How many lines below include the string "name"? State the number alone.

Given entries:

++++++++++++++++++++

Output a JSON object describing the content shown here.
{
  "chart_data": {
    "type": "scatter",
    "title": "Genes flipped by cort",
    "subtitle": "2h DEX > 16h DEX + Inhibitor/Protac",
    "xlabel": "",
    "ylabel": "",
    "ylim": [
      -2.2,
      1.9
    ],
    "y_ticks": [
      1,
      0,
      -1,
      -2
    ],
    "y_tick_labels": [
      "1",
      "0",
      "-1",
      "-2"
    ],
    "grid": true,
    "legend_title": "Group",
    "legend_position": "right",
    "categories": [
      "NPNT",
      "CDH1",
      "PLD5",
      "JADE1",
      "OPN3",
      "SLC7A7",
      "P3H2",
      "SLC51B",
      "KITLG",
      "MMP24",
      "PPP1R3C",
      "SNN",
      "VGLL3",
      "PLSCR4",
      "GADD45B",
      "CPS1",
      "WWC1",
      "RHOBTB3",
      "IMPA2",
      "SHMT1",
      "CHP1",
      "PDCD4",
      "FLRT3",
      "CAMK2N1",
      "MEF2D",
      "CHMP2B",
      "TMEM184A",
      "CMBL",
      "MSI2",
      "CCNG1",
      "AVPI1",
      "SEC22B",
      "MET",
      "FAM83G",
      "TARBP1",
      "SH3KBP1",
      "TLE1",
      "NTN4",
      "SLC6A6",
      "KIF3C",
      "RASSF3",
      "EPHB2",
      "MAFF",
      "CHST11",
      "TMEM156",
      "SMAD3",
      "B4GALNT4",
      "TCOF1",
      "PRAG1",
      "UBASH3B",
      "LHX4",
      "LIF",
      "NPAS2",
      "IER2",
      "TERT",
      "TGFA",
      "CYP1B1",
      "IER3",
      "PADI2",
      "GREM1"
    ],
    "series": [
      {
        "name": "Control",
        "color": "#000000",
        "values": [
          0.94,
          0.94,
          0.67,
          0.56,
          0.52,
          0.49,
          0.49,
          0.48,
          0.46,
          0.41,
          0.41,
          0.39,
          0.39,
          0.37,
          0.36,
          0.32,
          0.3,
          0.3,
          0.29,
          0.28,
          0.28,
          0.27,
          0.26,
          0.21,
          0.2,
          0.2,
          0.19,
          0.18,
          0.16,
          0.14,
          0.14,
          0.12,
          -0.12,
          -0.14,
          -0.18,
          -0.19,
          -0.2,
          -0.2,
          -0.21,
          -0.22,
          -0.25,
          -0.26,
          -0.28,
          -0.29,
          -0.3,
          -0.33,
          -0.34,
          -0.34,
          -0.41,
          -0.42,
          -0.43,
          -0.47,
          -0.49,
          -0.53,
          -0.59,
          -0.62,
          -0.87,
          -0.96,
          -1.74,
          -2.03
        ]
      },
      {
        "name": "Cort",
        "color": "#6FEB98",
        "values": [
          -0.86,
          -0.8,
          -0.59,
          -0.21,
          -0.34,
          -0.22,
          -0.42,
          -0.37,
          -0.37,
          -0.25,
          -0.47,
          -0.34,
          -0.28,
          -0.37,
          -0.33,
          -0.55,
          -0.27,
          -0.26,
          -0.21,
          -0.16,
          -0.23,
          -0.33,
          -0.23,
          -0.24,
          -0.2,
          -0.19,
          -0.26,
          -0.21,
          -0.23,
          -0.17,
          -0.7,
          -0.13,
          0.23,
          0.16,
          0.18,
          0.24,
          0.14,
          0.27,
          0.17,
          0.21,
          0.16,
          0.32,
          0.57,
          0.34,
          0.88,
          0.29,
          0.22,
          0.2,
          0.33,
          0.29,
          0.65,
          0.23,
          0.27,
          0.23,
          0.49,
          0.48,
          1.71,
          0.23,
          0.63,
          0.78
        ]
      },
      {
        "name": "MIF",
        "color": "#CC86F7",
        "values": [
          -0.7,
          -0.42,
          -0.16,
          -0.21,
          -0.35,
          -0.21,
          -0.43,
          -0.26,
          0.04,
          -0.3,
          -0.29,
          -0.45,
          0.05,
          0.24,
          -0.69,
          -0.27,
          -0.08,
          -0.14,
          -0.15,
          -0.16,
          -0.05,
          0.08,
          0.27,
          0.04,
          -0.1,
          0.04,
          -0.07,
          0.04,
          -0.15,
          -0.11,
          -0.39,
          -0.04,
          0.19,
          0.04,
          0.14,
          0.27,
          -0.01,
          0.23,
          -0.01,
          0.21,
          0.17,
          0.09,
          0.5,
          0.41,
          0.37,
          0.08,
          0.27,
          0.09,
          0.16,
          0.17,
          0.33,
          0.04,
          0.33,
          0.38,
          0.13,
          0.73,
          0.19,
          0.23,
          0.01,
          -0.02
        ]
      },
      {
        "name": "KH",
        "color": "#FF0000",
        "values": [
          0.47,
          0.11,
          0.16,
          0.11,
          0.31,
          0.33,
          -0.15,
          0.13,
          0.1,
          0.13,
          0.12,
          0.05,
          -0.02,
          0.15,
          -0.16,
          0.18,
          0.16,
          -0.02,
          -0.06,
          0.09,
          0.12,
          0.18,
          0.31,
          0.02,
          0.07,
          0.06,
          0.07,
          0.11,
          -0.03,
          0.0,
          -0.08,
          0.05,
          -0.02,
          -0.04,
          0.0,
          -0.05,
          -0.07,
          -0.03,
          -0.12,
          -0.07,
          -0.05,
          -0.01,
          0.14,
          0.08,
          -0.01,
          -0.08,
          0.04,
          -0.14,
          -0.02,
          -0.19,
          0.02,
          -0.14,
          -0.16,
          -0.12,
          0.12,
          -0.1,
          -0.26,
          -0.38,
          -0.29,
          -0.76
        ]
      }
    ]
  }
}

++++++++++++++++++++

Solution for this task:
4